--- Set exercise ---
The answer is one number: how many lines hold the string "brothers".

===== Source data =====

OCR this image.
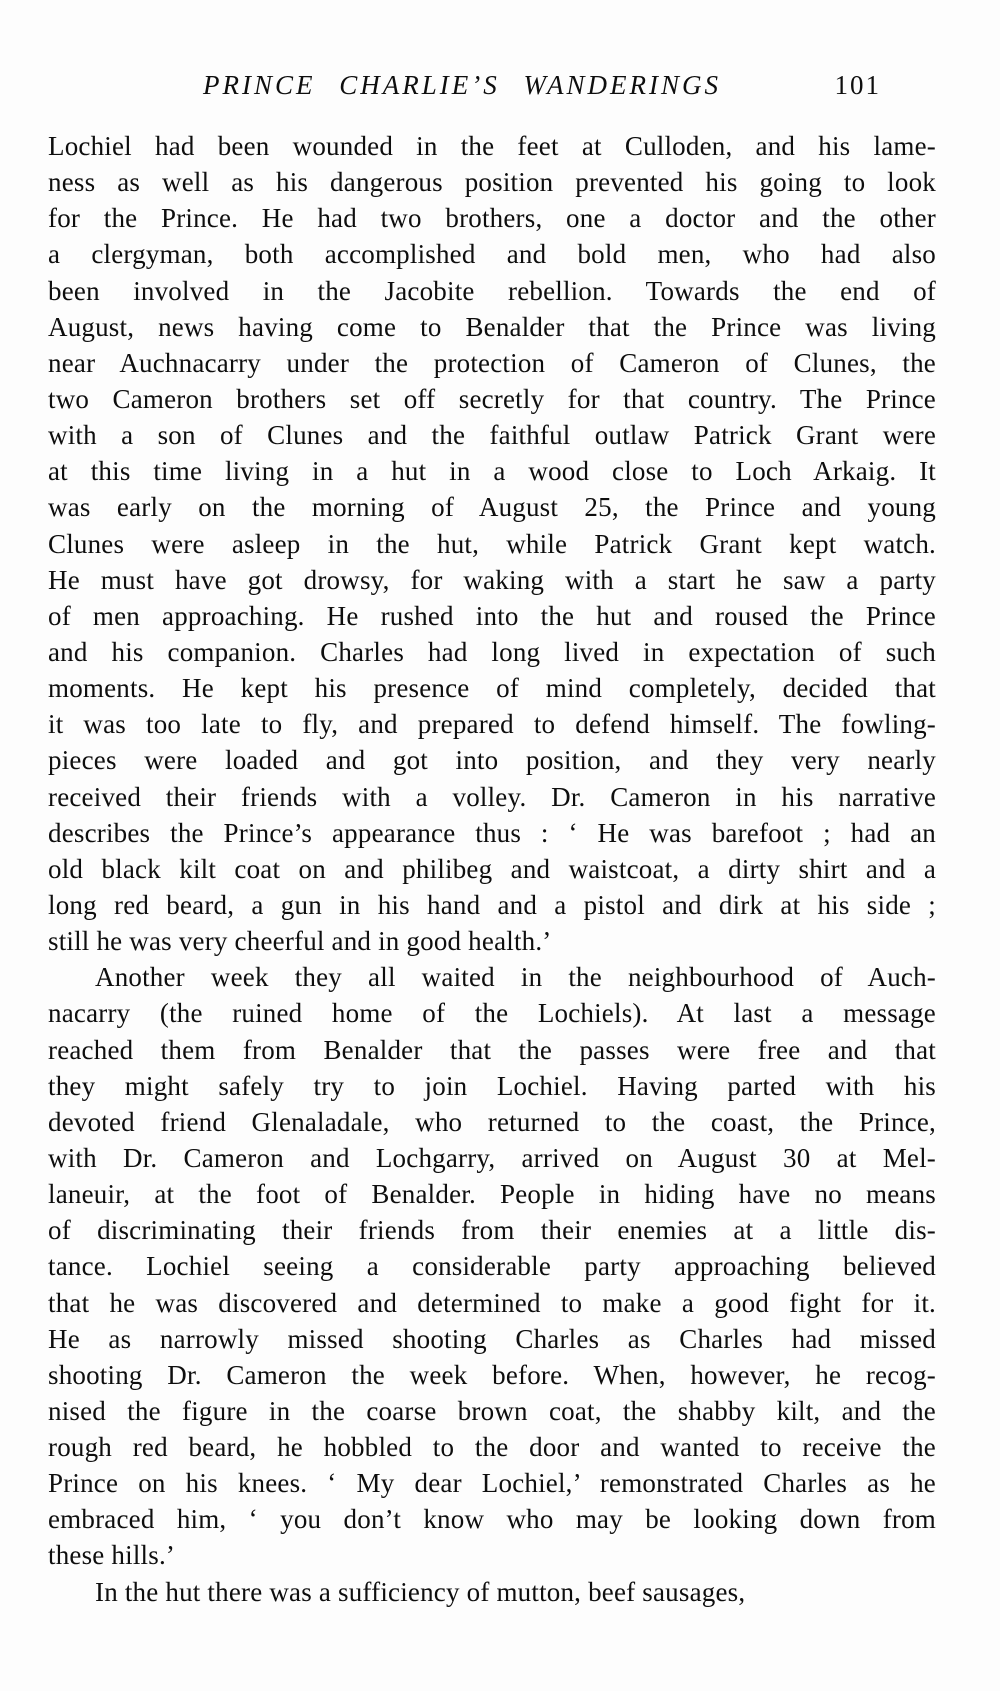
PRINCE CHARLIE’S WANDERINGS	101
Lochiel had been wounded in the feet at Culloden, and his lame-
ness as well as his dangerous position prevented his going to look
for the Prince. He had two brothers, one a doctor and the other
a clergyman, both accomplished and bold men, who had also
been involved in the Jacobite rebellion. Towards the end of
August, news having come to Benalder that the Prince was living
near Auchnacarry under the protection of Cameron of Clunes, the
two Cameron brothers set off secretly for that country. The Prince
with a son of Clunes and the faithful outlaw Patrick Grant were
at this time living in a hut in a wood close to Loch Arkaig. It
was early on the morning of August 25, the Prince and young
Clunes were asleep in the hut, while Patrick Grant kept watch.
He must have got drowsy, for waking with a start he saw a party
of men approaching. He rushed into the hut and roused the Prince
and his companion. Charles had long lived in expectation of such
moments. He kept his presence of mind completely, decided that
it was too late to fly, and prepared to defend himself. The fowling-
pieces were loaded and got into position, and they very nearly
received their friends with a volley. Dr. Cameron in his narrative
describes the Prince’s appearance thus : ‘ He was barefoot ; had an
old black kilt coat on and philibeg and waistcoat, a dirty shirt and a
long red beard, a gun in his hand and a pistol and dirk at his side ;
still he was very cheerful and in good health.’
Another week they all waited in the neighbourhood of Auch-
nacarry (the ruined home of the Lochiels). At last a message
reached them from Benalder that the passes were free and that
they might safely try to join Lochiel. Having parted with his
devoted friend Glenaladale, who returned to the coast, the Prince,
with Dr. Cameron and Lochgarry, arrived on August 30 at Mel-
laneuir, at the foot of Benalder. People in hiding have no means
of discriminating their friends from their enemies at a little dis-
tance. Lochiel seeing a considerable party approaching believed
that he was discovered and determined to make a good fight for it.
He as narrowly missed shooting Charles as Charles had missed
shooting Dr. Cameron the week before. When, however, he recog-
nised the figure in the coarse brown coat, the shabby kilt, and the
rough red beard, he hobbled to the door and wanted to receive the
Prince on his knees. ‘ My dear Lochiel,’ remonstrated Charles as he
embraced him, ‘ you don’t know who may be looking down from
these hills.’
In the hut there was a sufficiency of mutton, beef sausages,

=====

--- Exercise answer ---
2